Supplied records ▸
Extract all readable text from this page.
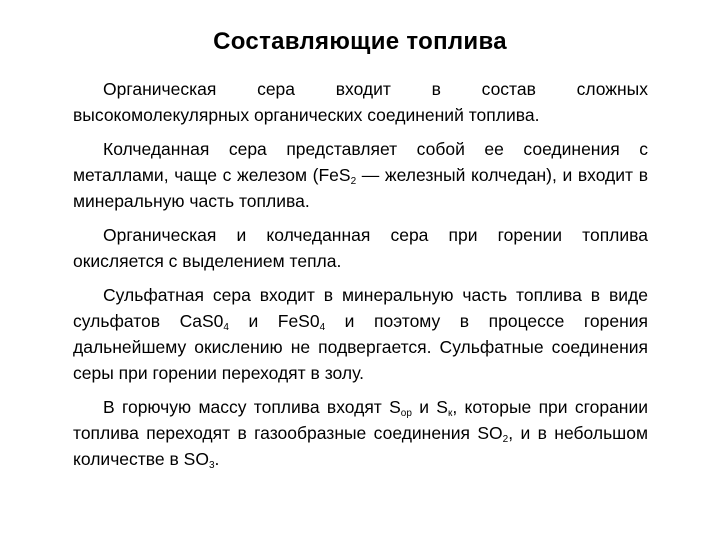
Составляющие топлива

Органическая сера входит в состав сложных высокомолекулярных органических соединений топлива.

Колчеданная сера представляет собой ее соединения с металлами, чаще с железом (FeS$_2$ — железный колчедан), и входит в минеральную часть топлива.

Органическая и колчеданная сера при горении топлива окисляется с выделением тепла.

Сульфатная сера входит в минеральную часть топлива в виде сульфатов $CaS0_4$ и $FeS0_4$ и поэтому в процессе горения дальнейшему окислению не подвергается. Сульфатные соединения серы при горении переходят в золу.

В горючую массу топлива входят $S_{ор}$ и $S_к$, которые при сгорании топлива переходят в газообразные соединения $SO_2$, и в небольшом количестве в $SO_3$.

* * *

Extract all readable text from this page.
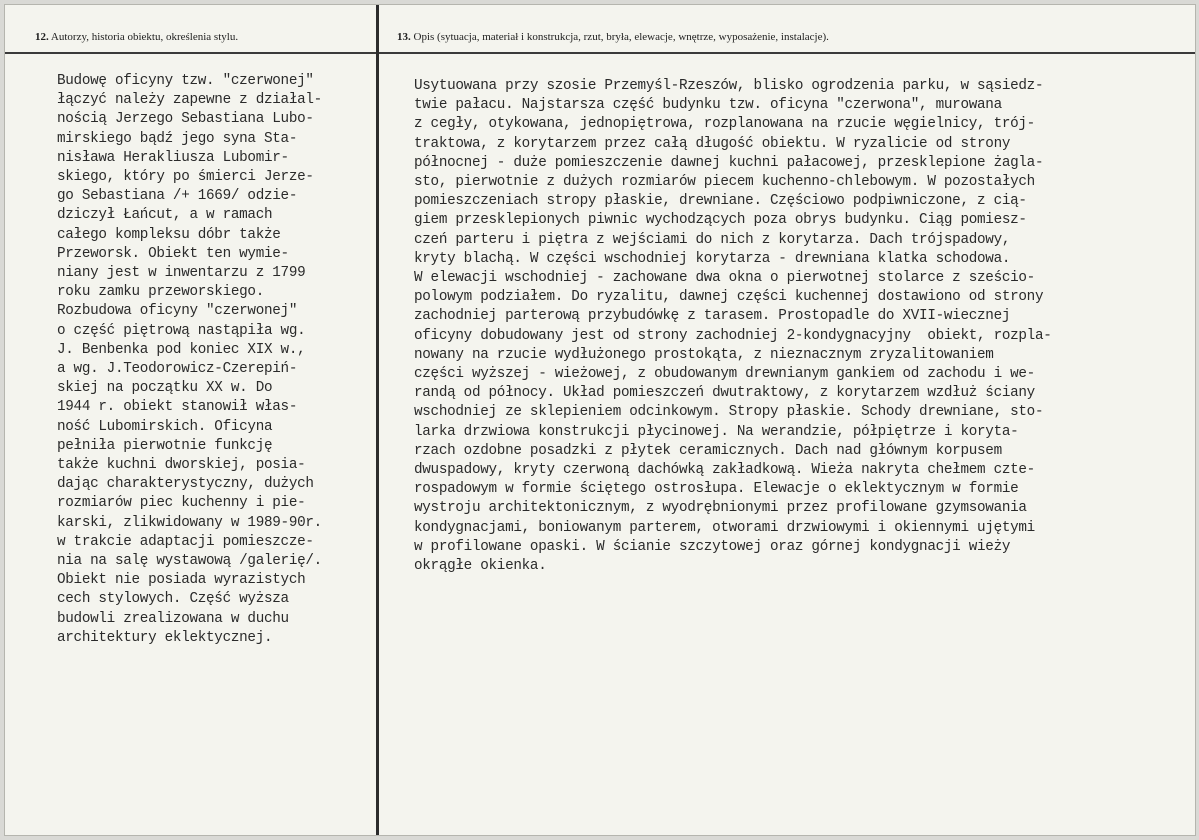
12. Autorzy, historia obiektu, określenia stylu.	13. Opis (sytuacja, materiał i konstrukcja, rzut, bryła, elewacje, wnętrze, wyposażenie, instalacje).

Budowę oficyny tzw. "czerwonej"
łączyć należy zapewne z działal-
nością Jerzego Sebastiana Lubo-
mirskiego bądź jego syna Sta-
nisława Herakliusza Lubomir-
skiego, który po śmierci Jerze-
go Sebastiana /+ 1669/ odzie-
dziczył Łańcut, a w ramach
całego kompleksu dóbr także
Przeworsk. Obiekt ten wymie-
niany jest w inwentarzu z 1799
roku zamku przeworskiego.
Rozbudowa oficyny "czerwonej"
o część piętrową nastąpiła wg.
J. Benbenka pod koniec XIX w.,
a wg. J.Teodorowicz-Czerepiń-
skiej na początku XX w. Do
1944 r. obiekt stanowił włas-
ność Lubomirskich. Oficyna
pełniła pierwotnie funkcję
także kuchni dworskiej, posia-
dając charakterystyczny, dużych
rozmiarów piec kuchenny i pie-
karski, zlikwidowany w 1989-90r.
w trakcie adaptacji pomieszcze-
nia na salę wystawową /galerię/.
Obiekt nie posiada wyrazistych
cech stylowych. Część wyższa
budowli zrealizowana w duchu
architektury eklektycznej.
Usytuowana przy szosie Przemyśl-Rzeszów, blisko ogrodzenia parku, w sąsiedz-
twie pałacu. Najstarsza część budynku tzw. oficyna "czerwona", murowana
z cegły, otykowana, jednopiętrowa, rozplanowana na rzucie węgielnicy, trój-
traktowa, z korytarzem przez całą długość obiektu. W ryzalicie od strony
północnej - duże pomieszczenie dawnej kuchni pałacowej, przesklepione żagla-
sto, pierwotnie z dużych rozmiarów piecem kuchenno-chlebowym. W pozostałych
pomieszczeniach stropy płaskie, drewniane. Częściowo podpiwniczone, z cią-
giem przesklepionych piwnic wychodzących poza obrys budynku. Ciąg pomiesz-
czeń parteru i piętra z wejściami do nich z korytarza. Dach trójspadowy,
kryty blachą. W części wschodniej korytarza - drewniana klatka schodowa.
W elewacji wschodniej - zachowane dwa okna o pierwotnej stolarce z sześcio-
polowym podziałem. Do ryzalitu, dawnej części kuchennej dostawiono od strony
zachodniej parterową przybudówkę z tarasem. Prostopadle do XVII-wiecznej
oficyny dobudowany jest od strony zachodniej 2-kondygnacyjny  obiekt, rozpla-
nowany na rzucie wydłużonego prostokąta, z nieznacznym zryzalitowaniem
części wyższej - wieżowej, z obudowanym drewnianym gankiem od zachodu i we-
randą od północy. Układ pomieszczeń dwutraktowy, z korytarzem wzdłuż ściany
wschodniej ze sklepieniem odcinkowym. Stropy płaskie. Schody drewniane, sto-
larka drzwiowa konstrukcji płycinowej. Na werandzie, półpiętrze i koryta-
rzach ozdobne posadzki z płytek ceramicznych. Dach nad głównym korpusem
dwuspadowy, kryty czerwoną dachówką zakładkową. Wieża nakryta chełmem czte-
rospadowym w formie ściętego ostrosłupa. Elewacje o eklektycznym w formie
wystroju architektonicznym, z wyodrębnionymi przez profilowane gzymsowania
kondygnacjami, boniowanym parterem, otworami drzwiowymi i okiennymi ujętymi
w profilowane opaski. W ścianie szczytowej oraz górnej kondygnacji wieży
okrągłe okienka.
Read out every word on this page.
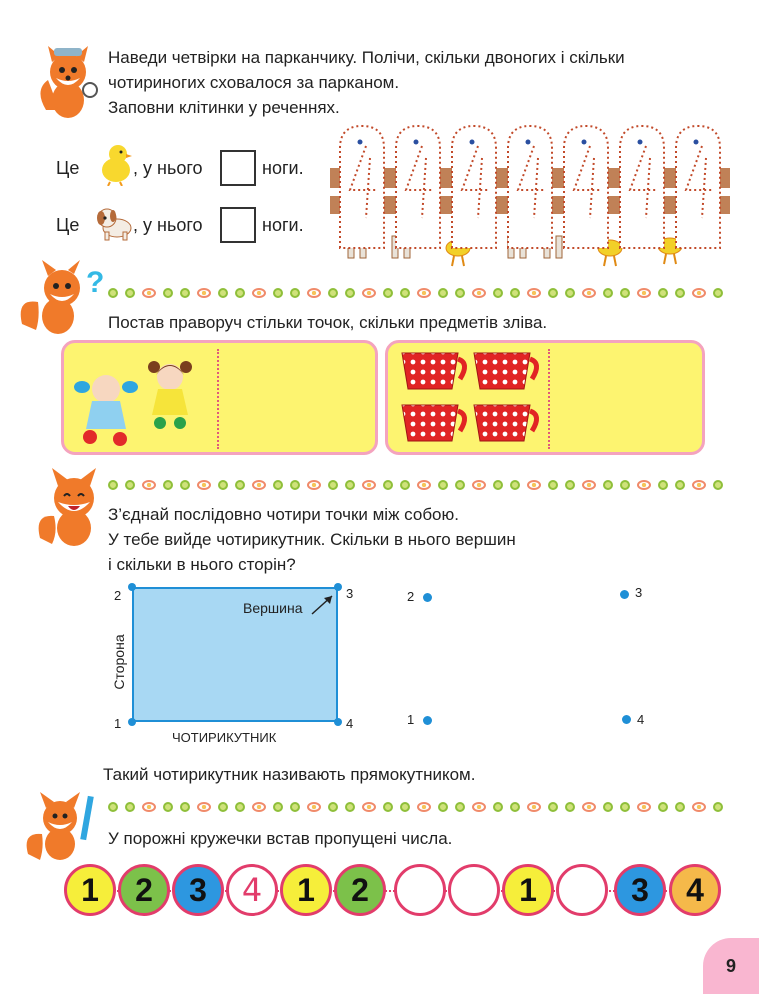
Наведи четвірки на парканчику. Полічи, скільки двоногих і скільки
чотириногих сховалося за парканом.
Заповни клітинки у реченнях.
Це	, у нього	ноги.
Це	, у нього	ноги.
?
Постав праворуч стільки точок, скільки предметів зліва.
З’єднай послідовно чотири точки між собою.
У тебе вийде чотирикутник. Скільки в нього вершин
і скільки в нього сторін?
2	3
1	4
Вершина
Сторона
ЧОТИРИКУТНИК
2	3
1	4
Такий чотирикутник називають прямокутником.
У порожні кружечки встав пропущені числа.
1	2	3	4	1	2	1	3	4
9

The request ▸ Copy every line above in which the string "Sebastiana" shows up.

Answer for the task ▸
nością Jerzego Sebastiana Lubo-
go Sebastiana /+ 1669/ odzie-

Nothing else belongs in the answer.